▼▼▼

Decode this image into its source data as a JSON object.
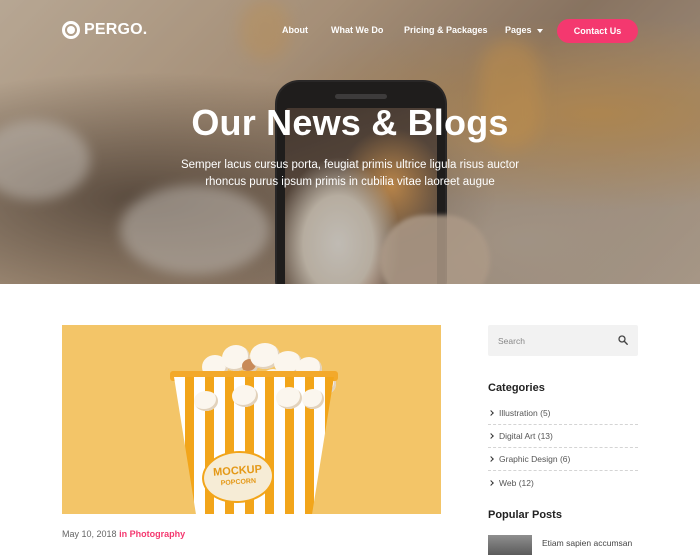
{
  "brand": {
    "name": "PERGO."
  },
  "nav": {
    "items": [
      "About",
      "What We Do",
      "Pricing & Packages",
      "Pages"
    ],
    "cta": "Contact Us"
  },
  "hero": {
    "title": "Our News & Blogs",
    "subtitle_line1": "Semper lacus cursus porta, feugiat primis ultrice ligula risus auctor",
    "subtitle_line2": "rhoncus purus ipsum primis in cubilia vitae laoreet augue"
  },
  "post": {
    "date": "May 10, 2018",
    "category_prefix": "in",
    "category": "Photography",
    "image_label_main": "MOCKUP",
    "image_label_sub": "POPCORN"
  },
  "sidebar": {
    "search_placeholder": "Search",
    "categories_heading": "Categories",
    "categories": [
      {
        "label": "Illustration",
        "count": "(5)"
      },
      {
        "label": "Digital Art",
        "count": "(13)"
      },
      {
        "label": "Graphic Design",
        "count": "(6)"
      },
      {
        "label": "Web",
        "count": "(12)"
      }
    ],
    "popular_heading": "Popular Posts",
    "popular_posts": [
      {
        "title": "Etiam sapien accumsan"
      }
    ]
  },
  "colors": {
    "accent": "#f4386f",
    "sidebar_bg": "#f2f2f2",
    "popcorn_bg": "#f3c568"
  },
  "icons": {
    "logo": "target-logo-icon",
    "search": "search-icon",
    "caret": "caret-down-icon",
    "chevron": "chevron-right-icon"
  }
}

▲▲▲

Quote the records in their entirety, keeping the wording exact and excluding pictures.

PROBLEM SOLUTION:
Decode this image into its source data as a JSON object.
{
  "brand": {
    "name": "PERGO."
  },
  "nav": {
    "items": [
      "About",
      "What We Do",
      "Pricing & Packages",
      "Pages"
    ],
    "cta": "Contact Us"
  },
  "hero": {
    "title": "Our News & Blogs",
    "subtitle_line1": "Semper lacus cursus porta, feugiat primis ultrice ligula risus auctor",
    "subtitle_line2": "rhoncus purus ipsum primis in cubilia vitae laoreet augue"
  },
  "post": {
    "date": "May 10, 2018",
    "category_prefix": "in",
    "category": "Photography",
    "image_label_main": "MOCKUP",
    "image_label_sub": "POPCORN"
  },
  "sidebar": {
    "search_placeholder": "Search",
    "categories_heading": "Categories",
    "categories": [
      {
        "label": "Illustration",
        "count": "(5)"
      },
      {
        "label": "Digital Art",
        "count": "(13)"
      },
      {
        "label": "Graphic Design",
        "count": "(6)"
      },
      {
        "label": "Web",
        "count": "(12)"
      }
    ],
    "popular_heading": "Popular Posts",
    "popular_posts": [
      {
        "title": "Etiam sapien accumsan"
      }
    ]
  },
  "colors": {
    "accent": "#f4386f",
    "sidebar_bg": "#f2f2f2",
    "popcorn_bg": "#f3c568"
  },
  "icons": {
    "logo": "target-logo-icon",
    "search": "search-icon",
    "caret": "caret-down-icon",
    "chevron": "chevron-right-icon"
  }
}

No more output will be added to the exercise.